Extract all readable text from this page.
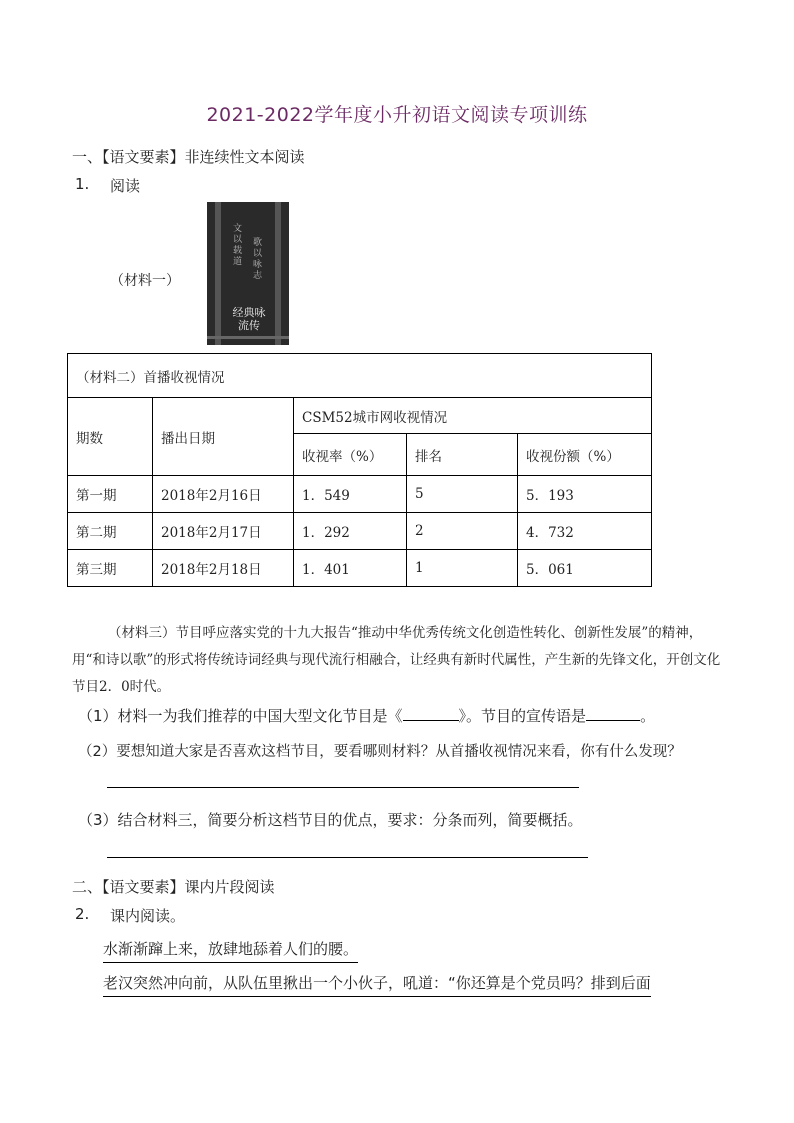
2021-2022学年度小升初语文阅读专项训练
一、【语文要素】非连续性文本阅读
1. 阅读
（材料一）
文以载道
歌以咏志
经典咏流传
（材料二）首播收视情况				
期数	播出日期	CSM52城市网收视情况		
		收视率（%）	排名	收视份额（%）
第一期	2018年2月16日	1．549	5	5．193
第二期	2018年2月17日	1．292	2	4．732
第三期	2018年2月18日	1．401	1	5．061
（材料三）节目呼应落实党的十九大报告“推动中华优秀传统文化创造性转化、创新性发展”的精神，用“和诗以歌”的形式将传统诗词经典与现代流行相融合，让经典有新时代属性，产生新的先锋文化，开创文化节目2．0时代。
（1）材料一为我们推荐的中国大型文化节目是《	》。节目的宣传语是	。
（2）要想知道大家是否喜欢这档节目，要看哪则材料？从首播收视情况来看，你有什么发现？
（3）结合材料三，简要分析这档节目的优点，要求：分条而列，简要概括。
二、【语文要素】课内片段阅读
2. 课内阅读。
水渐渐蹿上来，放肆地舔着人们的腰。
老汉突然冲向前，从队伍里揪出一个小伙子，吼道：“你还算是个党员吗？排到后面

PROMPT. Exactly as written, return every line of the listing, but not the pictures.

FINAL RESULT.
Extract all readable text from this page.
2021-2022学年度小升初语文阅读专项训练
一、【语文要素】非连续性文本阅读
1. 阅读
（材料一）
文以载道
歌以咏志
经典咏流传
（材料二）首播收视情况				
期数	播出日期	CSM52城市网收视情况		
		收视率（%）	排名	收视份额（%）
第一期	2018年2月16日	1．549	5	5．193
第二期	2018年2月17日	1．292	2	4．732
第三期	2018年2月18日	1．401	1	5．061
（材料三）节目呼应落实党的十九大报告“推动中华优秀传统文化创造性转化、创新性发展”的精神，用“和诗以歌”的形式将传统诗词经典与现代流行相融合，让经典有新时代属性，产生新的先锋文化，开创文化节目2．0时代。
（1）材料一为我们推荐的中国大型文化节目是《	》。节目的宣传语是	。
（2）要想知道大家是否喜欢这档节目，要看哪则材料？从首播收视情况来看，你有什么发现？
（3）结合材料三，简要分析这档节目的优点，要求：分条而列，简要概括。
二、【语文要素】课内片段阅读
2. 课内阅读。
水渐渐蹿上来，放肆地舔着人们的腰。
老汉突然冲向前，从队伍里揪出一个小伙子，吼道：“你还算是个党员吗？排到后面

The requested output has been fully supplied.